----- GIVEN DATA

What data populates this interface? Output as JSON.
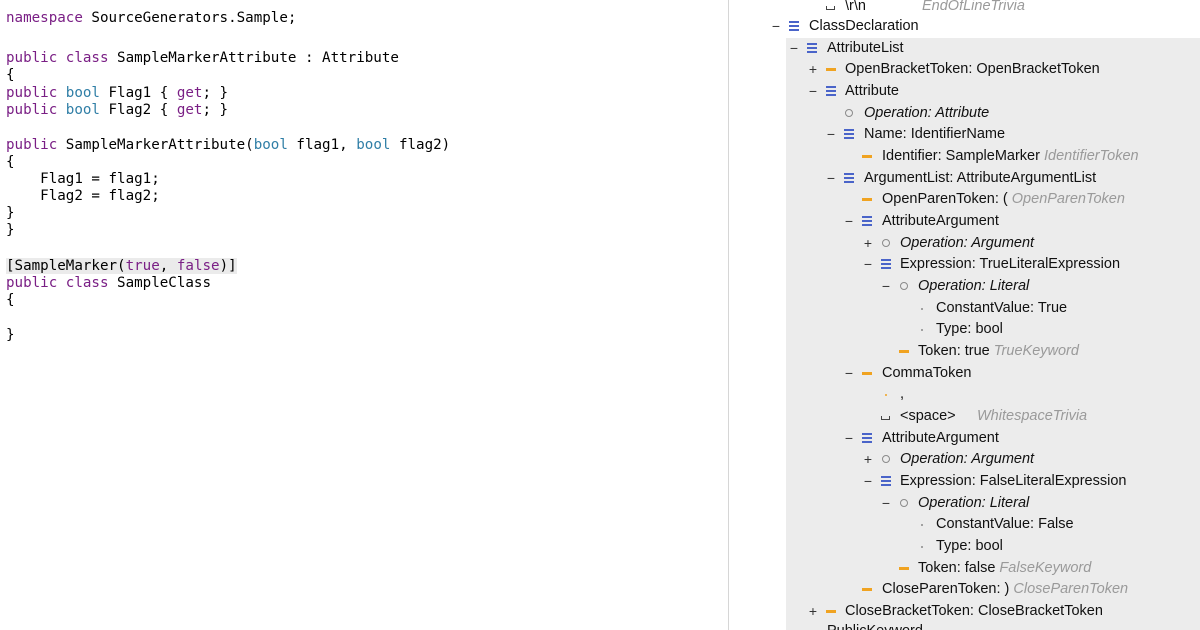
{
  "code": {
    "namespace_kw": "namespace",
    "namespace_rest": " SourceGenerators.Sample;",
    "line2_kw": "public class",
    "line2_rest": " SampleMarkerAttribute : Attribute",
    "open_brace": "{",
    "close_brace": "}",
    "kw_public": "public",
    "kw_bool": "bool",
    "flag1_name": " Flag1 { ",
    "kw_get": "get",
    "prop_end": "; }",
    "flag2_name": " Flag2 { ",
    "ctor_name": " SampleMarkerAttribute(",
    "ctor_p1": " flag1, ",
    "ctor_p2": " flag2)",
    "assign1": "    Flag1 = flag1;",
    "assign2": "    Flag2 = flag2;",
    "attr_open": "[SampleMarker(",
    "kw_true": "true",
    "attr_comma": ", ",
    "kw_false": "false",
    "attr_close": ")]",
    "class2_kw": "public class",
    "class2_rest": " SampleClass"
  },
  "tree": {
    "n0": {
      "label": "\\r\\n",
      "kind": "EndOfLineTrivia"
    },
    "n1": {
      "toggle": "−",
      "label": "ClassDeclaration"
    },
    "n2": {
      "toggle": "−",
      "label": "AttributeList"
    },
    "n3": {
      "toggle": "+",
      "label": "OpenBracketToken: OpenBracketToken"
    },
    "n4": {
      "toggle": "−",
      "label": "Attribute"
    },
    "n5": {
      "label": "Operation: Attribute"
    },
    "n6": {
      "toggle": "−",
      "label": "Name: IdentifierName"
    },
    "n7": {
      "label": "Identifier: SampleMarker",
      "kind": "IdentifierToken"
    },
    "n8": {
      "toggle": "−",
      "label": "ArgumentList: AttributeArgumentList"
    },
    "n9": {
      "label": "OpenParenToken: (",
      "kind": "OpenParenToken"
    },
    "n10": {
      "toggle": "−",
      "label": "AttributeArgument"
    },
    "n11": {
      "toggle": "+",
      "label": "Operation: Argument"
    },
    "n12": {
      "toggle": "−",
      "label": "Expression: TrueLiteralExpression"
    },
    "n13": {
      "toggle": "−",
      "label": "Operation: Literal"
    },
    "n14": {
      "label": "ConstantValue: True"
    },
    "n15": {
      "label": "Type: bool"
    },
    "n16": {
      "label": "Token: true",
      "kind": "TrueKeyword"
    },
    "n17": {
      "toggle": "−",
      "label": "CommaToken"
    },
    "n18": {
      "label": ","
    },
    "n19": {
      "label": "<space>",
      "kind": "WhitespaceTrivia"
    },
    "n20": {
      "toggle": "−",
      "label": "AttributeArgument"
    },
    "n21": {
      "toggle": "+",
      "label": "Operation: Argument"
    },
    "n22": {
      "toggle": "−",
      "label": "Expression: FalseLiteralExpression"
    },
    "n23": {
      "toggle": "−",
      "label": "Operation: Literal"
    },
    "n24": {
      "label": "ConstantValue: False"
    },
    "n25": {
      "label": "Type: bool"
    },
    "n26": {
      "label": "Token: false",
      "kind": "FalseKeyword"
    },
    "n27": {
      "label": "CloseParenToken: )",
      "kind": "CloseParenToken"
    },
    "n28": {
      "toggle": "+",
      "label": "CloseBracketToken: CloseBracketToken"
    },
    "n29": {
      "label": "PublicKeyword"
    }
  },
  "colors": {
    "keyword_purple": "#7a1f85",
    "keyword_blue": "#2f7ea6",
    "list_icon": "#4a64c9",
    "token_icon": "#f0a321",
    "selection_bg": "#ececec"
  }
}
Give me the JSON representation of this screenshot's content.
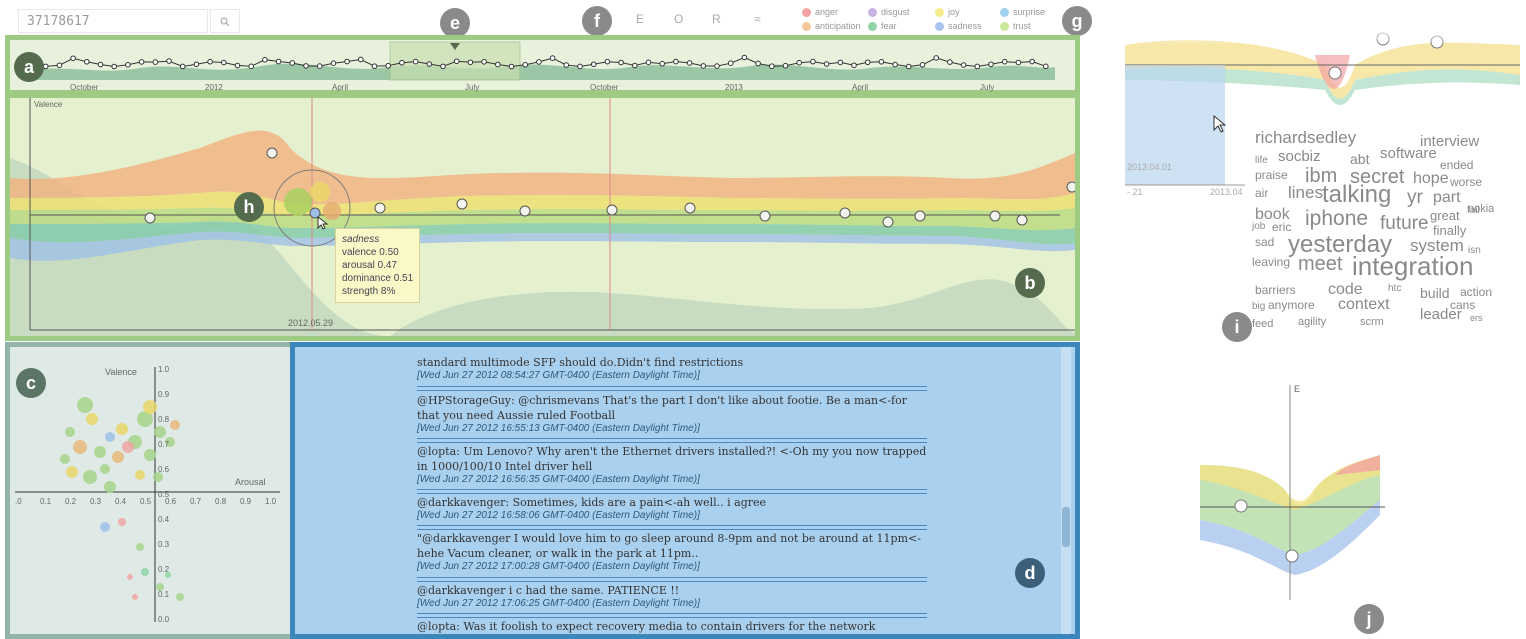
{
  "search": {
    "value": "37178617",
    "button_icon": "search-icon"
  },
  "mode_buttons": [
    "E",
    "O",
    "R"
  ],
  "extra_icon": "≈",
  "emotion_legend": [
    {
      "label": "anger",
      "color": "#f4a3a3"
    },
    {
      "label": "anticipation",
      "color": "#f6c79a"
    },
    {
      "label": "disgust",
      "color": "#c9b2e0"
    },
    {
      "label": "fear",
      "color": "#8fd3a6"
    },
    {
      "label": "joy",
      "color": "#f4ec8c"
    },
    {
      "label": "sadness",
      "color": "#a9c4ec"
    },
    {
      "label": "surprise",
      "color": "#9fd0ee"
    },
    {
      "label": "trust",
      "color": "#c8e79a"
    }
  ],
  "badges": {
    "a": "a",
    "b": "b",
    "c": "c",
    "d": "d",
    "e": "e",
    "f": "f",
    "g": "g",
    "h": "h",
    "i": "i",
    "j": "j"
  },
  "timeline": {
    "month_labels": [
      "October",
      "2012",
      "April",
      "July",
      "October",
      "2013",
      "April",
      "July"
    ]
  },
  "stream": {
    "y_axis_label": "Valence",
    "date_label": "2012.05.29"
  },
  "tooltip": {
    "emotion": "sadness",
    "valence": "valence 0.50",
    "arousal": "arousal 0.47",
    "dominance": "dominance 0.51",
    "strength": "strength 8%"
  },
  "scatter": {
    "y_label": "Valence",
    "x_label": "Arousal",
    "y_ticks": [
      "1.0",
      "0.9",
      "0.8",
      "0.7",
      "0.6",
      "0.5",
      "0.4",
      "0.3",
      "0.2",
      "0.1",
      "0.0"
    ],
    "x_ticks": [
      ".0",
      "0.1",
      "0.2",
      "0.3",
      "0.4",
      "0.5",
      "0.6",
      "0.7",
      "0.8",
      "0.9",
      "1.0"
    ]
  },
  "tweets": [
    {
      "text": "standard multimode SFP should do.Didn't find restrictions",
      "time": "[Wed Jun 27 2012 08:54:27 GMT-0400 (Eastern Daylight Time)]"
    },
    {
      "text": "@HPStorageGuy: @chrismevans That's the part I don't like about footie. Be a man<-for that you need Aussie ruled Football",
      "time": "[Wed Jun 27 2012 16:55:13 GMT-0400 (Eastern Daylight Time)]"
    },
    {
      "text": "@lopta: Um Lenovo? Why aren't the Ethernet drivers installed?! <-Oh my you now trapped in 1000/100/10 Intel driver hell",
      "time": "[Wed Jun 27 2012 16:56:35 GMT-0400 (Eastern Daylight Time)]"
    },
    {
      "text": "@darkkavenger: Sometimes, kids are a pain<-ah well.. i agree",
      "time": "[Wed Jun 27 2012 16:58:06 GMT-0400 (Eastern Daylight Time)]"
    },
    {
      "text": "\"@darkkavenger I would love him to go sleep around 8-9pm and not be around at 11pm<-hehe Vacum cleaner, or walk in the park at 11pm..",
      "time": "[Wed Jun 27 2012 17:00:28 GMT-0400 (Eastern Daylight Time)]"
    },
    {
      "text": "@darkkavenger i c had the same. PATIENCE !!",
      "time": "[Wed Jun 27 2012 17:06:25 GMT-0400 (Eastern Daylight Time)]"
    },
    {
      "text": "@lopta: Was it foolish to expect recovery media to contain drivers for the network adaptor<-No :)",
      "time": ""
    }
  ],
  "zoom_i": {
    "date_left": "2013.04.01",
    "tick_left": "- 21",
    "tick_right": "2013.04"
  },
  "wordcloud": [
    {
      "w": "richardsedley",
      "s": 17
    },
    {
      "w": "interview",
      "s": 15
    },
    {
      "w": "life",
      "s": 10
    },
    {
      "w": "socbiz",
      "s": 15
    },
    {
      "w": "abt",
      "s": 14
    },
    {
      "w": "software",
      "s": 15
    },
    {
      "w": "ended",
      "s": 12
    },
    {
      "w": "praise",
      "s": 12
    },
    {
      "w": "ibm",
      "s": 20
    },
    {
      "w": "secret",
      "s": 20
    },
    {
      "w": "hope",
      "s": 16
    },
    {
      "w": "worse",
      "s": 12
    },
    {
      "w": "air",
      "s": 12
    },
    {
      "w": "lines",
      "s": 17
    },
    {
      "w": "talking",
      "s": 24
    },
    {
      "w": "yr",
      "s": 19
    },
    {
      "w": "part",
      "s": 16
    },
    {
      "w": "nokia",
      "s": 11
    },
    {
      "w": "book",
      "s": 16
    },
    {
      "w": "iphone",
      "s": 21
    },
    {
      "w": "future",
      "s": 19
    },
    {
      "w": "great",
      "s": 13
    },
    {
      "w": "fail",
      "s": 10
    },
    {
      "w": "job",
      "s": 10
    },
    {
      "w": "eric",
      "s": 12
    },
    {
      "w": "finally",
      "s": 13
    },
    {
      "w": "sad",
      "s": 12
    },
    {
      "w": "yesterday",
      "s": 24
    },
    {
      "w": "system",
      "s": 17
    },
    {
      "w": "isn",
      "s": 10
    },
    {
      "w": "leaving",
      "s": 12
    },
    {
      "w": "meet",
      "s": 20
    },
    {
      "w": "integration",
      "s": 26
    },
    {
      "w": "barriers",
      "s": 12
    },
    {
      "w": "code",
      "s": 16
    },
    {
      "w": "htc",
      "s": 10
    },
    {
      "w": "build",
      "s": 14
    },
    {
      "w": "action",
      "s": 12
    },
    {
      "w": "big",
      "s": 10
    },
    {
      "w": "anymore",
      "s": 12
    },
    {
      "w": "context",
      "s": 16
    },
    {
      "w": "cans",
      "s": 12
    },
    {
      "w": "feed",
      "s": 11
    },
    {
      "w": "agility",
      "s": 11
    },
    {
      "w": "scrm",
      "s": 11
    },
    {
      "w": "leader",
      "s": 15
    },
    {
      "w": "ers",
      "s": 9
    }
  ],
  "zoom_j": {
    "axis_label": "E"
  }
}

----------

From the entries above, extract each line containing "drivers".

## FINISHED EXERCISE
      "text": "@lopta: Um Lenovo? Why aren't the Ethernet drivers installed?! <-Oh my you now trapped in 1000/100/10 Intel driver hell",
      "text": "@lopta: Was it foolish to expect recovery media to contain drivers for the network adaptor<-No :)",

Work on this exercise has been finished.